- THE EXERCISE
Copy every entry precisely.

── DATA LISTING ──

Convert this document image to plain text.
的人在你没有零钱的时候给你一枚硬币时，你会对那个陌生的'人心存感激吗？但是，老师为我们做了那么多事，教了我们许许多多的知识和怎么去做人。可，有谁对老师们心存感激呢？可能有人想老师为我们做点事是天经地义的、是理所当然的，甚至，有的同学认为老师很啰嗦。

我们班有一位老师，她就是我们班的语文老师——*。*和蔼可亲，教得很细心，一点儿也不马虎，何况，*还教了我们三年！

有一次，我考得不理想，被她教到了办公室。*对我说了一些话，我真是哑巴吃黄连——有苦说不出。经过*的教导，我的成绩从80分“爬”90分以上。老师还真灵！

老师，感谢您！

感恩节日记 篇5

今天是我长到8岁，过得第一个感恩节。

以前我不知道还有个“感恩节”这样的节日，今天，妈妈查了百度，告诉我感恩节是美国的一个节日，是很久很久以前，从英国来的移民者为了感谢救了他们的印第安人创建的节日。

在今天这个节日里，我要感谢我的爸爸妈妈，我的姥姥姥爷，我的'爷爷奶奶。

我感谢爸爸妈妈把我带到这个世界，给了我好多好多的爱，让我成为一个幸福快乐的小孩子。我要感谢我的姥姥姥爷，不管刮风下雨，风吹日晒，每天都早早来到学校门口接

───

- RESPONSE BELOW
Convert this document image to plain text.
的人在你没有零钱的时候给你一枚硬币时，你会对那个陌生的'人心存感激吗？但是，老师为我们做了那么多事，教了我们许许多多的知识和怎么去做人。可，有谁对老师们心存感激呢？可能有人想老师为我们做点事是天经地义的、是理所当然的，甚至，有的同学认为老师很啰嗦。

我们班有一位老师，她就是我们班的语文老师——*。*和蔼可亲，教得很细心，一点儿也不马虎，何况，*还教了我们三年！

有一次，我考得不理想，被她教到了办公室。*对我说了一些话，我真是哑巴吃黄连——有苦说不出。经过*的教导，我的成绩从80分“爬”90分以上。老师还真灵！

老师，感谢您！

感恩节日记 篇5

今天是我长到8岁，过得第一个感恩节。

以前我不知道还有个“感恩节”这样的节日，今天，妈妈查了百度，告诉我感恩节是美国的一个节日，是很久很久以前，从英国来的移民者为了感谢救了他们的印第安人创建的节日。

在今天这个节日里，我要感谢我的爸爸妈妈，我的姥姥姥爷，我的'爷爷奶奶。

我感谢爸爸妈妈把我带到这个世界，给了我好多好多的爱，让我成为一个幸福快乐的小孩子。我要感谢我的姥姥姥爷，不管刮风下雨，风吹日晒，每天都早早来到学校门口接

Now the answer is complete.